**Provided data**
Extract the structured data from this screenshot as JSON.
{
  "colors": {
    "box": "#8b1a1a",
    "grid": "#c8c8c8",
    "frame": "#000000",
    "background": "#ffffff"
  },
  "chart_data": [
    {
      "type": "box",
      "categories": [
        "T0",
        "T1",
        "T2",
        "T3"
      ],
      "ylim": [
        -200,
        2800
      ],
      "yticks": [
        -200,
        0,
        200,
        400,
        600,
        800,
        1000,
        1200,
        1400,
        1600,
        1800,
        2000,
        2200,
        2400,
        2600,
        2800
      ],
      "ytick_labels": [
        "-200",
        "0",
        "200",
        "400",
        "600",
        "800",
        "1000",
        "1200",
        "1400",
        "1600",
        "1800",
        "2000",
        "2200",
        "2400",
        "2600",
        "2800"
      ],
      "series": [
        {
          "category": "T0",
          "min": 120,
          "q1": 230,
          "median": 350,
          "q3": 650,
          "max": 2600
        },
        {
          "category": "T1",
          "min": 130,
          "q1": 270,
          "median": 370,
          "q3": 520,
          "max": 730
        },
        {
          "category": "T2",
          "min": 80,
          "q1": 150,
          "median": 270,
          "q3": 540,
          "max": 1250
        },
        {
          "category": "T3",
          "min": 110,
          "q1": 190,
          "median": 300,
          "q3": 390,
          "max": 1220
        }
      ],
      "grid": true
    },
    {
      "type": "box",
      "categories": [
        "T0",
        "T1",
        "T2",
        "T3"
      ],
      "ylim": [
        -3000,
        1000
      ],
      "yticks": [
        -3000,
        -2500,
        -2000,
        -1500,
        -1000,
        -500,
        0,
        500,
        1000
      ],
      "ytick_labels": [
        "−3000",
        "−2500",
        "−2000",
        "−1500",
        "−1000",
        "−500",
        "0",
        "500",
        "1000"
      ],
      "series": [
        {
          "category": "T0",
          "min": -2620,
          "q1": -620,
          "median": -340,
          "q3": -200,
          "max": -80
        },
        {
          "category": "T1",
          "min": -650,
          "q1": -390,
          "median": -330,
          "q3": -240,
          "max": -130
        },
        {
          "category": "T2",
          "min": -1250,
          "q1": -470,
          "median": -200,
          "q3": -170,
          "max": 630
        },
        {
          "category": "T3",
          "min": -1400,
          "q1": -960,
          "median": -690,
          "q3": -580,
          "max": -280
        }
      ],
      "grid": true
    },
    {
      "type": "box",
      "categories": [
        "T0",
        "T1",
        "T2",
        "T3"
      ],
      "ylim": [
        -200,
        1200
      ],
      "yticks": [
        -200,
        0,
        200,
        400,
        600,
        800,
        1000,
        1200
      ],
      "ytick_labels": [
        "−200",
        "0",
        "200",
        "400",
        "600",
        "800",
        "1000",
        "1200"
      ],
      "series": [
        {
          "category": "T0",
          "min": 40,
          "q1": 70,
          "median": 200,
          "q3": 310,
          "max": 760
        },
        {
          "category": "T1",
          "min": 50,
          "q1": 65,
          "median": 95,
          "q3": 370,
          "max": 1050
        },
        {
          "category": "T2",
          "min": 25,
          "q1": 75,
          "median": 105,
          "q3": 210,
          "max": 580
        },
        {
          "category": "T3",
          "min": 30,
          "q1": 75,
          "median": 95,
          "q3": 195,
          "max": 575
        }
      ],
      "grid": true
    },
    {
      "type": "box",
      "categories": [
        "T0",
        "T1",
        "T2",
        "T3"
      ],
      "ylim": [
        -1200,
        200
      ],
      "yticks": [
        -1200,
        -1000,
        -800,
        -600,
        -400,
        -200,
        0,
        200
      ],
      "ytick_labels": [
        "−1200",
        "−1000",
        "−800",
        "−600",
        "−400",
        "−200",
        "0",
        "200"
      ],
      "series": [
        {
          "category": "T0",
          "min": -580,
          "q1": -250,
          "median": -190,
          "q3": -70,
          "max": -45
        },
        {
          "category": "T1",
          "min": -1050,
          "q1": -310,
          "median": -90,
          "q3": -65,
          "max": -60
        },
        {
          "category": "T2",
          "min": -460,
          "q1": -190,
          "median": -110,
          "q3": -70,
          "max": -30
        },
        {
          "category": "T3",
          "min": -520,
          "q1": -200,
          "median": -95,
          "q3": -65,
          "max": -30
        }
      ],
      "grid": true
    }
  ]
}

**Goal**
Exactly as they are written, print the entries again.

**Answer in full**
Extract the structured data from this screenshot as JSON.
{
  "colors": {
    "box": "#8b1a1a",
    "grid": "#c8c8c8",
    "frame": "#000000",
    "background": "#ffffff"
  },
  "chart_data": [
    {
      "type": "box",
      "categories": [
        "T0",
        "T1",
        "T2",
        "T3"
      ],
      "ylim": [
        -200,
        2800
      ],
      "yticks": [
        -200,
        0,
        200,
        400,
        600,
        800,
        1000,
        1200,
        1400,
        1600,
        1800,
        2000,
        2200,
        2400,
        2600,
        2800
      ],
      "ytick_labels": [
        "-200",
        "0",
        "200",
        "400",
        "600",
        "800",
        "1000",
        "1200",
        "1400",
        "1600",
        "1800",
        "2000",
        "2200",
        "2400",
        "2600",
        "2800"
      ],
      "series": [
        {
          "category": "T0",
          "min": 120,
          "q1": 230,
          "median": 350,
          "q3": 650,
          "max": 2600
        },
        {
          "category": "T1",
          "min": 130,
          "q1": 270,
          "median": 370,
          "q3": 520,
          "max": 730
        },
        {
          "category": "T2",
          "min": 80,
          "q1": 150,
          "median": 270,
          "q3": 540,
          "max": 1250
        },
        {
          "category": "T3",
          "min": 110,
          "q1": 190,
          "median": 300,
          "q3": 390,
          "max": 1220
        }
      ],
      "grid": true
    },
    {
      "type": "box",
      "categories": [
        "T0",
        "T1",
        "T2",
        "T3"
      ],
      "ylim": [
        -3000,
        1000
      ],
      "yticks": [
        -3000,
        -2500,
        -2000,
        -1500,
        -1000,
        -500,
        0,
        500,
        1000
      ],
      "ytick_labels": [
        "−3000",
        "−2500",
        "−2000",
        "−1500",
        "−1000",
        "−500",
        "0",
        "500",
        "1000"
      ],
      "series": [
        {
          "category": "T0",
          "min": -2620,
          "q1": -620,
          "median": -340,
          "q3": -200,
          "max": -80
        },
        {
          "category": "T1",
          "min": -650,
          "q1": -390,
          "median": -330,
          "q3": -240,
          "max": -130
        },
        {
          "category": "T2",
          "min": -1250,
          "q1": -470,
          "median": -200,
          "q3": -170,
          "max": 630
        },
        {
          "category": "T3",
          "min": -1400,
          "q1": -960,
          "median": -690,
          "q3": -580,
          "max": -280
        }
      ],
      "grid": true
    },
    {
      "type": "box",
      "categories": [
        "T0",
        "T1",
        "T2",
        "T3"
      ],
      "ylim": [
        -200,
        1200
      ],
      "yticks": [
        -200,
        0,
        200,
        400,
        600,
        800,
        1000,
        1200
      ],
      "ytick_labels": [
        "−200",
        "0",
        "200",
        "400",
        "600",
        "800",
        "1000",
        "1200"
      ],
      "series": [
        {
          "category": "T0",
          "min": 40,
          "q1": 70,
          "median": 200,
          "q3": 310,
          "max": 760
        },
        {
          "category": "T1",
          "min": 50,
          "q1": 65,
          "median": 95,
          "q3": 370,
          "max": 1050
        },
        {
          "category": "T2",
          "min": 25,
          "q1": 75,
          "median": 105,
          "q3": 210,
          "max": 580
        },
        {
          "category": "T3",
          "min": 30,
          "q1": 75,
          "median": 95,
          "q3": 195,
          "max": 575
        }
      ],
      "grid": true
    },
    {
      "type": "box",
      "categories": [
        "T0",
        "T1",
        "T2",
        "T3"
      ],
      "ylim": [
        -1200,
        200
      ],
      "yticks": [
        -1200,
        -1000,
        -800,
        -600,
        -400,
        -200,
        0,
        200
      ],
      "ytick_labels": [
        "−1200",
        "−1000",
        "−800",
        "−600",
        "−400",
        "−200",
        "0",
        "200"
      ],
      "series": [
        {
          "category": "T0",
          "min": -580,
          "q1": -250,
          "median": -190,
          "q3": -70,
          "max": -45
        },
        {
          "category": "T1",
          "min": -1050,
          "q1": -310,
          "median": -90,
          "q3": -65,
          "max": -60
        },
        {
          "category": "T2",
          "min": -460,
          "q1": -190,
          "median": -110,
          "q3": -70,
          "max": -30
        },
        {
          "category": "T3",
          "min": -520,
          "q1": -200,
          "median": -95,
          "q3": -65,
          "max": -30
        }
      ],
      "grid": true
    }
  ]
}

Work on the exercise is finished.